- [PROBLEM TO SOLVE]: Locate each line with the string "JSON" in the listing below and copy it.

- [Source data]:
BEGIN

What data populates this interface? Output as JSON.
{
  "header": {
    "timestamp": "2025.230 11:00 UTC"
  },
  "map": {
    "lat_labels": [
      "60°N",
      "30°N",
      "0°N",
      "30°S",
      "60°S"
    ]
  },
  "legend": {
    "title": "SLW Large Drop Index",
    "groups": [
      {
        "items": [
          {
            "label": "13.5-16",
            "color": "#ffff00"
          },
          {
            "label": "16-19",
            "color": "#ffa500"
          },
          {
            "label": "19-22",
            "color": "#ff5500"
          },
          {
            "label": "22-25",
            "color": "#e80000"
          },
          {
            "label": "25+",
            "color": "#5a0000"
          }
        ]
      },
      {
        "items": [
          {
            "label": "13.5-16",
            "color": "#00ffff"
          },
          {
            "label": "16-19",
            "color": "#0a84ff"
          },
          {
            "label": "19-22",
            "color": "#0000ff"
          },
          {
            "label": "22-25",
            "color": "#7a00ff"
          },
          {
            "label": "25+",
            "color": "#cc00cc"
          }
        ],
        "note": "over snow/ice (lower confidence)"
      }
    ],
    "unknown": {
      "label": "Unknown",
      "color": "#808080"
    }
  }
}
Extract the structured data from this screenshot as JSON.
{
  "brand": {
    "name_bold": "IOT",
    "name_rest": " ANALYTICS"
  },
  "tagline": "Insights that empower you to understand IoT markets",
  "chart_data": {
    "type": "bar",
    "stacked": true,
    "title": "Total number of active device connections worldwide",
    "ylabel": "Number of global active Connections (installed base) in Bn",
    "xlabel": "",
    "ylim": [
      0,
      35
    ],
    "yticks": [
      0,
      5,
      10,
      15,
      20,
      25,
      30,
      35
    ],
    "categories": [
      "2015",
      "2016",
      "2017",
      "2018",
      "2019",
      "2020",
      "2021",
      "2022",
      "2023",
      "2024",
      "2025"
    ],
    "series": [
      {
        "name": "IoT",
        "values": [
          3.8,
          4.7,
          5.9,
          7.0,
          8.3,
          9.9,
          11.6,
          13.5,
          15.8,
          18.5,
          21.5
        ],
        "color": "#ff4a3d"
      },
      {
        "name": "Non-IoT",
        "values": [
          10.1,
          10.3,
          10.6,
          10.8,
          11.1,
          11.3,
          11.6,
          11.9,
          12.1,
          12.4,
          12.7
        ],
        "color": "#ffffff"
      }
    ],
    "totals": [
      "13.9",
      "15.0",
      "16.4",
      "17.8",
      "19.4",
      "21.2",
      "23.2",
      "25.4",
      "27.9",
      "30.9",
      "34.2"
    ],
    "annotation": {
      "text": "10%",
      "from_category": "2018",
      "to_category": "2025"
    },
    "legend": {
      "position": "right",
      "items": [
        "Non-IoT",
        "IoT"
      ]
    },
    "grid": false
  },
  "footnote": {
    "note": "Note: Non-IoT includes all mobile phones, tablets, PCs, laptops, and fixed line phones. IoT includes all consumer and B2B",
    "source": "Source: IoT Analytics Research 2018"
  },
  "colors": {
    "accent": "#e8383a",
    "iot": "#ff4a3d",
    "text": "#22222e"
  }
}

END

- [TASK ANSWER]:
What data populates this interface? Output as JSON.
Extract the structured data from this screenshot as JSON.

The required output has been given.